◆ What the exercise asks
Look through the listing for the word "JSON". Copy each line that has it.

◆ Provided data
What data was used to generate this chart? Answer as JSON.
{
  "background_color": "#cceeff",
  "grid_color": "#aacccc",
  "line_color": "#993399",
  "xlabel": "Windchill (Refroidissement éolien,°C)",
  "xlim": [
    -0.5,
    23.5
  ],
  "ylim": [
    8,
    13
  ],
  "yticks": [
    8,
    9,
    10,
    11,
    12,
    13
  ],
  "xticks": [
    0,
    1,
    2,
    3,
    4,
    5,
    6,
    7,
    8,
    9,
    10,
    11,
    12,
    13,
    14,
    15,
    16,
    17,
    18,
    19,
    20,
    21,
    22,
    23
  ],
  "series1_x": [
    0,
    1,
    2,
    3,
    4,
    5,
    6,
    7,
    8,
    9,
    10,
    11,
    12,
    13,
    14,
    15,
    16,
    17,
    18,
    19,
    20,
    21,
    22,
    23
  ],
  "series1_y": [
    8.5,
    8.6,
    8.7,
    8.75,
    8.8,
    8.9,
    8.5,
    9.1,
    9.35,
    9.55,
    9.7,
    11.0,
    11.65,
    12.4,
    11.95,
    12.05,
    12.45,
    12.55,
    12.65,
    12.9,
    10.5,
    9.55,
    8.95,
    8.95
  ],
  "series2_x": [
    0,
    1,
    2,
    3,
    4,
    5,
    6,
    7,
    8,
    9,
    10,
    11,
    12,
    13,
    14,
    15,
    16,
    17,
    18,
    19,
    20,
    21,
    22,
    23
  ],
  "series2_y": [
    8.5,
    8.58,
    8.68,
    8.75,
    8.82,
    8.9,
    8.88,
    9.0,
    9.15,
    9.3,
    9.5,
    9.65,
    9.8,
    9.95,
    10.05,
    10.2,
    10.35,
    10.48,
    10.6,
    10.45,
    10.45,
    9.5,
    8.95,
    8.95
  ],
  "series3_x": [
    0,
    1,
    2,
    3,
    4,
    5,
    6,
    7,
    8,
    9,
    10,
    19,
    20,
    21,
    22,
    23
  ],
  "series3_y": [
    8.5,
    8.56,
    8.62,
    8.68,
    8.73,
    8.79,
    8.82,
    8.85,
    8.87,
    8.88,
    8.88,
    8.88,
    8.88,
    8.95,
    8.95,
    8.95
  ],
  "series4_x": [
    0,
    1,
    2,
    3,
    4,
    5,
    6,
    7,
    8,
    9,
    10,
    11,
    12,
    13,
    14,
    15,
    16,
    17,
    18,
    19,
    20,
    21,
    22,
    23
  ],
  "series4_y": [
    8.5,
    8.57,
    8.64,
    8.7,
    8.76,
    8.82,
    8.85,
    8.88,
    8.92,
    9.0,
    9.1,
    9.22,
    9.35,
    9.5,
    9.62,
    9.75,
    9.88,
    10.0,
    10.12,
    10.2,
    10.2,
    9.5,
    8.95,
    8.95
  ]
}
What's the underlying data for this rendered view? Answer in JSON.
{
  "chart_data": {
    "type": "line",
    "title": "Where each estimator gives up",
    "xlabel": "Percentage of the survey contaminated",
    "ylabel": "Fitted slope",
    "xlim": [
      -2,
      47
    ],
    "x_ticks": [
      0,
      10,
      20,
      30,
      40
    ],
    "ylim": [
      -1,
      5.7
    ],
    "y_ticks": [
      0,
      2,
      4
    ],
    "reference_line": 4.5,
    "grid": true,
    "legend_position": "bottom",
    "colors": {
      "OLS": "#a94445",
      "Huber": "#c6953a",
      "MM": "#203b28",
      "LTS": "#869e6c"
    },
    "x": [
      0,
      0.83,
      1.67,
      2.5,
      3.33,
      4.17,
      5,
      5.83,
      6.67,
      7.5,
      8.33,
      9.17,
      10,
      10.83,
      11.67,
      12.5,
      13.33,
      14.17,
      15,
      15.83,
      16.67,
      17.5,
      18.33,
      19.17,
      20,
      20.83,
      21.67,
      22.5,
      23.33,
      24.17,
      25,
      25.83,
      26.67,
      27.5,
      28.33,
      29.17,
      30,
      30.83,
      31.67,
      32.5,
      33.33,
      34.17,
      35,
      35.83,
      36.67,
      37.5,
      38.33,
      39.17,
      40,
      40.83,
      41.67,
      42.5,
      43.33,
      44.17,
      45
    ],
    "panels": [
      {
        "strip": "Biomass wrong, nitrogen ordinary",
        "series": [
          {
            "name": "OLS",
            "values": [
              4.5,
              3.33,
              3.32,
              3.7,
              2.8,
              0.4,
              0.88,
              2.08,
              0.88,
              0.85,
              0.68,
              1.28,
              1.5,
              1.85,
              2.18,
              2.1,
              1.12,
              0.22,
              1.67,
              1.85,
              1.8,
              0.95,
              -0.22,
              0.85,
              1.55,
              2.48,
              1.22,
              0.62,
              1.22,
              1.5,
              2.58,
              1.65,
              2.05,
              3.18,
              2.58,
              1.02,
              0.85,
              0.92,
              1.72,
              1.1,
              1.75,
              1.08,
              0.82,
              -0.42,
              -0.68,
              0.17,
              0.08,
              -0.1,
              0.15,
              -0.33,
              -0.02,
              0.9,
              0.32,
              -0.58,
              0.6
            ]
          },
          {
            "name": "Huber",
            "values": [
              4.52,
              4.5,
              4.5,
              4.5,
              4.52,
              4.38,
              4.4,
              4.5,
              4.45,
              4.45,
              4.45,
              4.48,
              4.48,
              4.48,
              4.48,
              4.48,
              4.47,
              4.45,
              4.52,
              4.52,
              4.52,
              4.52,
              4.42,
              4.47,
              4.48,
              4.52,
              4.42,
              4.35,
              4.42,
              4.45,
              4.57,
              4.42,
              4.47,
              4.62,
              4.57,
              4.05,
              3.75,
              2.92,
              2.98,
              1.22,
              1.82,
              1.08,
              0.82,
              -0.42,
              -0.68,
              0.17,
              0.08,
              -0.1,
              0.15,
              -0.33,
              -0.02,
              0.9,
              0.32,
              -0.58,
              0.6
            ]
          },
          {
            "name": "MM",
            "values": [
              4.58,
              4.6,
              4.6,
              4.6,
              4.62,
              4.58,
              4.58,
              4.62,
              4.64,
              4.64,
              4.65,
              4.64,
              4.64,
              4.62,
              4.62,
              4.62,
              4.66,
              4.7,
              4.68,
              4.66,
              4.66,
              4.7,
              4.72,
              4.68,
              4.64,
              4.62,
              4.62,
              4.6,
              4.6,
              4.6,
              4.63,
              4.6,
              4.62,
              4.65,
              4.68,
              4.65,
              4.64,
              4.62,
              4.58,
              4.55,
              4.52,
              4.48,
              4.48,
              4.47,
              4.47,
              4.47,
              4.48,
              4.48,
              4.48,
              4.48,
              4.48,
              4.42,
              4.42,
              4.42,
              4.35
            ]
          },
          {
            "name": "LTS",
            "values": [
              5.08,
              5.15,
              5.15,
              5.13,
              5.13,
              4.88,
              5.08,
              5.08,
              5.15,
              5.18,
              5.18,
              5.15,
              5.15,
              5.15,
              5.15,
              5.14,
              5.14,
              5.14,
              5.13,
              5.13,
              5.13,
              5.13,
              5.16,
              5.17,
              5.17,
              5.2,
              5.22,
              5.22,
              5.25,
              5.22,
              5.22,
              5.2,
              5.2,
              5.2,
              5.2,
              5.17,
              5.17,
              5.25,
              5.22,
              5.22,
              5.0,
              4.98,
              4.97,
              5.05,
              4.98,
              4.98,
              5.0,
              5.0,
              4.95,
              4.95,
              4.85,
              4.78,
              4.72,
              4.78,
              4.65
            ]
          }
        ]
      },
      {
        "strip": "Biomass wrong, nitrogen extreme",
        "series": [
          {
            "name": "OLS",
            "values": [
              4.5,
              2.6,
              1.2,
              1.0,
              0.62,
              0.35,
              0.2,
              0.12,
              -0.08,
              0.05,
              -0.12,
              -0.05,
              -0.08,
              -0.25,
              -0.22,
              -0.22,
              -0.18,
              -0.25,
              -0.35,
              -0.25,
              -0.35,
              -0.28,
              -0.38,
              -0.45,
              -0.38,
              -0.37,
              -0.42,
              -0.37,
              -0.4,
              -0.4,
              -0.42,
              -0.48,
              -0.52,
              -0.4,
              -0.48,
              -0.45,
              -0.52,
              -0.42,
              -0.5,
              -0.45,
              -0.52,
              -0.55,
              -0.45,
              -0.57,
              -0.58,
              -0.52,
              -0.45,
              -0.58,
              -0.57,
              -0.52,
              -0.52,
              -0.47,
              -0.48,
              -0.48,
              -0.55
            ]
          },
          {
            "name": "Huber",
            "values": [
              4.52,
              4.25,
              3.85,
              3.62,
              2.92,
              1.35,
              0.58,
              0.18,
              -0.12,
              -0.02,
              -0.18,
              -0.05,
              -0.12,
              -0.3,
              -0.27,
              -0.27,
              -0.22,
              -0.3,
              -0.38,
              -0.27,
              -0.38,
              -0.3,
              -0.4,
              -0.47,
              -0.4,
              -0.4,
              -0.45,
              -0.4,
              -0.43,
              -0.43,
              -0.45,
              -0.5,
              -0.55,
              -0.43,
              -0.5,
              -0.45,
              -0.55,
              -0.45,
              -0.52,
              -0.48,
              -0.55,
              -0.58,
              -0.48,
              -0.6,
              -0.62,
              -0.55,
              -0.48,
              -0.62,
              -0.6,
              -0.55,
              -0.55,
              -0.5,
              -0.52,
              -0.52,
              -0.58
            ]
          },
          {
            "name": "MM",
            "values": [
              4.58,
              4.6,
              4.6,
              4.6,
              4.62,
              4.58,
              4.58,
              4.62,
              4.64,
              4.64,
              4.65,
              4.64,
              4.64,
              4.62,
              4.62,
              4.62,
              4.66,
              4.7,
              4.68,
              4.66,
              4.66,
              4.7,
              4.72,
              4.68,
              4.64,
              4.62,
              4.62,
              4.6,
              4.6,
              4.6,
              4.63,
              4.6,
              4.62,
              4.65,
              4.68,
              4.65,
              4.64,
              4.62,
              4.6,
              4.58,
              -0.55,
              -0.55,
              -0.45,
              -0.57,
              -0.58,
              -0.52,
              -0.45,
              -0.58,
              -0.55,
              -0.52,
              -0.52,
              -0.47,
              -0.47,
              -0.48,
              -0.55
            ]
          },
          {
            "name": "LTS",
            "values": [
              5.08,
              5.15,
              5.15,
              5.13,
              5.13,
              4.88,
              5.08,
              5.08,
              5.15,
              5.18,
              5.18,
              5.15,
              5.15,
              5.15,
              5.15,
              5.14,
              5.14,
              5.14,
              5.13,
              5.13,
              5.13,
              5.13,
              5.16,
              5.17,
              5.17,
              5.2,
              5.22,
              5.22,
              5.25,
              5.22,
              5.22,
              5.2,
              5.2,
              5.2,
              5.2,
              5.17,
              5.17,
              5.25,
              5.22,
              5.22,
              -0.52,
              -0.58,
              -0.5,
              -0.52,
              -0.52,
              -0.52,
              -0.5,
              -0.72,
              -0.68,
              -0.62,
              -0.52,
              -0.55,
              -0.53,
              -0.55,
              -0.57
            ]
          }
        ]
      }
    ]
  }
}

◆ Task response
What data was used to generate this chart? Answer as JSON.
What's the underlying data for this rendered view? Answer in JSON.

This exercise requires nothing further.